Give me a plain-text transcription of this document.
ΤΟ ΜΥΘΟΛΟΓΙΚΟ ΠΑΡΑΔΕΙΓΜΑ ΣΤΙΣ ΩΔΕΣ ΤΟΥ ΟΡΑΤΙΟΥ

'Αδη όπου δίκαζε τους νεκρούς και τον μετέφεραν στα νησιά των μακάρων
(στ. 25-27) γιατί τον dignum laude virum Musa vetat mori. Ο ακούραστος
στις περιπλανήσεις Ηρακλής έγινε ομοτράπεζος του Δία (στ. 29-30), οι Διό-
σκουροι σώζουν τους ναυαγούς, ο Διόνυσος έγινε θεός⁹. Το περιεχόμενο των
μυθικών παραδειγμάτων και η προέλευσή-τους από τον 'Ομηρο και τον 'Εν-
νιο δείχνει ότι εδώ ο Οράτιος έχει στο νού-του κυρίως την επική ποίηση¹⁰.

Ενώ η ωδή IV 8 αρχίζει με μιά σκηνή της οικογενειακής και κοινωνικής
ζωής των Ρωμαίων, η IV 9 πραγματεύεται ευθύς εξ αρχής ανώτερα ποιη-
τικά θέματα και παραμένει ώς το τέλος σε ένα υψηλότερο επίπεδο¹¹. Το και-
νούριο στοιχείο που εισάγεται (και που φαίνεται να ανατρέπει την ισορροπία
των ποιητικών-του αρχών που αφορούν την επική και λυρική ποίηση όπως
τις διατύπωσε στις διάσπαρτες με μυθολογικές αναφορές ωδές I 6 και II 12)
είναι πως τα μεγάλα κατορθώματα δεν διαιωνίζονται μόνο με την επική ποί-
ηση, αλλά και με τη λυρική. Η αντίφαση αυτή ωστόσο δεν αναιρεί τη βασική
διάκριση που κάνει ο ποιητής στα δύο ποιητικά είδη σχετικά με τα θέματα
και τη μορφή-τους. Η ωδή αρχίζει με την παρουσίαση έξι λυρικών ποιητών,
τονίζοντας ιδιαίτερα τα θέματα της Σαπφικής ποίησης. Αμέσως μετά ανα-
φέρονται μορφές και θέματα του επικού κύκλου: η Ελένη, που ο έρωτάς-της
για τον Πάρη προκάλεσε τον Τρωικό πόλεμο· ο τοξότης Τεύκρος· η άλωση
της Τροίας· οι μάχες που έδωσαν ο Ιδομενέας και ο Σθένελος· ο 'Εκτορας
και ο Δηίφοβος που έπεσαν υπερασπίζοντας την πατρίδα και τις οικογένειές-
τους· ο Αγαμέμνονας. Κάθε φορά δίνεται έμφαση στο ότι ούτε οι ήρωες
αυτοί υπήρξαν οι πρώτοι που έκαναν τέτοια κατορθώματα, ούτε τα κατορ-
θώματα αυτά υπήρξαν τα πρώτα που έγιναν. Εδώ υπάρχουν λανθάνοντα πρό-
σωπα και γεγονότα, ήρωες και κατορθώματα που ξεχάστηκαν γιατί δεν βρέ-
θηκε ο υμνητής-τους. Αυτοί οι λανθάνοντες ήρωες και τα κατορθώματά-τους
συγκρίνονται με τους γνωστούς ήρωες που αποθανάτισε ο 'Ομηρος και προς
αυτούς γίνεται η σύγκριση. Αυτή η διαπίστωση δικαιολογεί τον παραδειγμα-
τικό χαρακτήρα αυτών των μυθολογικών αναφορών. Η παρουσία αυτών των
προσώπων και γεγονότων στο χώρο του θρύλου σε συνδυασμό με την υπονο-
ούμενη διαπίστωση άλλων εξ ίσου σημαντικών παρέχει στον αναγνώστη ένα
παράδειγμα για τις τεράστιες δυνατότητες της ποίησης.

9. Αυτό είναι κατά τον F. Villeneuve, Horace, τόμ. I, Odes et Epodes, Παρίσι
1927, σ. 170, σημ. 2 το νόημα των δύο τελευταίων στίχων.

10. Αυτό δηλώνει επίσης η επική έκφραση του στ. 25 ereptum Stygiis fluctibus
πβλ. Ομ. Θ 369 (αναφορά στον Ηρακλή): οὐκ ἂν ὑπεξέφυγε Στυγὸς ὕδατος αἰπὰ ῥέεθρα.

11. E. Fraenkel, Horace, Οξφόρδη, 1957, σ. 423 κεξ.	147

# PROBLEM TO SOLVE
Return the whole listing exactly.

# ANSWER TO THE TASK
Give me a plain-text transcription of this document.
ΤΟ ΜΥΘΟΛΟΓΙΚΟ ΠΑΡΑΔΕΙΓΜΑ ΣΤΙΣ ΩΔΕΣ ΤΟΥ ΟΡΑΤΙΟΥ

'Αδη όπου δίκαζε τους νεκρούς και τον μετέφεραν στα νησιά των μακάρων
(στ. 25-27) γιατί τον dignum laude virum Musa vetat mori. Ο ακούραστος
στις περιπλανήσεις Ηρακλής έγινε ομοτράπεζος του Δία (στ. 29-30), οι Διό-
σκουροι σώζουν τους ναυαγούς, ο Διόνυσος έγινε θεός⁹. Το περιεχόμενο των
μυθικών παραδειγμάτων και η προέλευσή-τους από τον 'Ομηρο και τον 'Εν-
νιο δείχνει ότι εδώ ο Οράτιος έχει στο νού-του κυρίως την επική ποίηση¹⁰.

Ενώ η ωδή IV 8 αρχίζει με μιά σκηνή της οικογενειακής και κοινωνικής
ζωής των Ρωμαίων, η IV 9 πραγματεύεται ευθύς εξ αρχής ανώτερα ποιη-
τικά θέματα και παραμένει ώς το τέλος σε ένα υψηλότερο επίπεδο¹¹. Το και-
νούριο στοιχείο που εισάγεται (και που φαίνεται να ανατρέπει την ισορροπία
των ποιητικών-του αρχών που αφορούν την επική και λυρική ποίηση όπως
τις διατύπωσε στις διάσπαρτες με μυθολογικές αναφορές ωδές I 6 και II 12)
είναι πως τα μεγάλα κατορθώματα δεν διαιωνίζονται μόνο με την επική ποί-
ηση, αλλά και με τη λυρική. Η αντίφαση αυτή ωστόσο δεν αναιρεί τη βασική
διάκριση που κάνει ο ποιητής στα δύο ποιητικά είδη σχετικά με τα θέματα
και τη μορφή-τους. Η ωδή αρχίζει με την παρουσίαση έξι λυρικών ποιητών,
τονίζοντας ιδιαίτερα τα θέματα της Σαπφικής ποίησης. Αμέσως μετά ανα-
φέρονται μορφές και θέματα του επικού κύκλου: η Ελένη, που ο έρωτάς-της
για τον Πάρη προκάλεσε τον Τρωικό πόλεμο· ο τοξότης Τεύκρος· η άλωση
της Τροίας· οι μάχες που έδωσαν ο Ιδομενέας και ο Σθένελος· ο 'Εκτορας
και ο Δηίφοβος που έπεσαν υπερασπίζοντας την πατρίδα και τις οικογένειές-
τους· ο Αγαμέμνονας. Κάθε φορά δίνεται έμφαση στο ότι ούτε οι ήρωες
αυτοί υπήρξαν οι πρώτοι που έκαναν τέτοια κατορθώματα, ούτε τα κατορ-
θώματα αυτά υπήρξαν τα πρώτα που έγιναν. Εδώ υπάρχουν λανθάνοντα πρό-
σωπα και γεγονότα, ήρωες και κατορθώματα που ξεχάστηκαν γιατί δεν βρέ-
θηκε ο υμνητής-τους. Αυτοί οι λανθάνοντες ήρωες και τα κατορθώματά-τους
συγκρίνονται με τους γνωστούς ήρωες που αποθανάτισε ο 'Ομηρος και προς
αυτούς γίνεται η σύγκριση. Αυτή η διαπίστωση δικαιολογεί τον παραδειγμα-
τικό χαρακτήρα αυτών των μυθολογικών αναφορών. Η παρουσία αυτών των
προσώπων και γεγονότων στο χώρο του θρύλου σε συνδυασμό με την υπονο-
ούμενη διαπίστωση άλλων εξ ίσου σημαντικών παρέχει στον αναγνώστη ένα
παράδειγμα για τις τεράστιες δυνατότητες της ποίησης.

9. Αυτό είναι κατά τον F. Villeneuve, Horace, τόμ. I, Odes et Epodes, Παρίσι
1927, σ. 170, σημ. 2 το νόημα των δύο τελευταίων στίχων.

10. Αυτό δηλώνει επίσης η επική έκφραση του στ. 25 ereptum Stygiis fluctibus
πβλ. Ομ. Θ 369 (αναφορά στον Ηρακλή): οὐκ ἂν ὑπεξέφυγε Στυγὸς ὕδατος αἰπὰ ῥέεθρα.

11. E. Fraenkel, Horace, Οξφόρδη, 1957, σ. 423 κεξ.	147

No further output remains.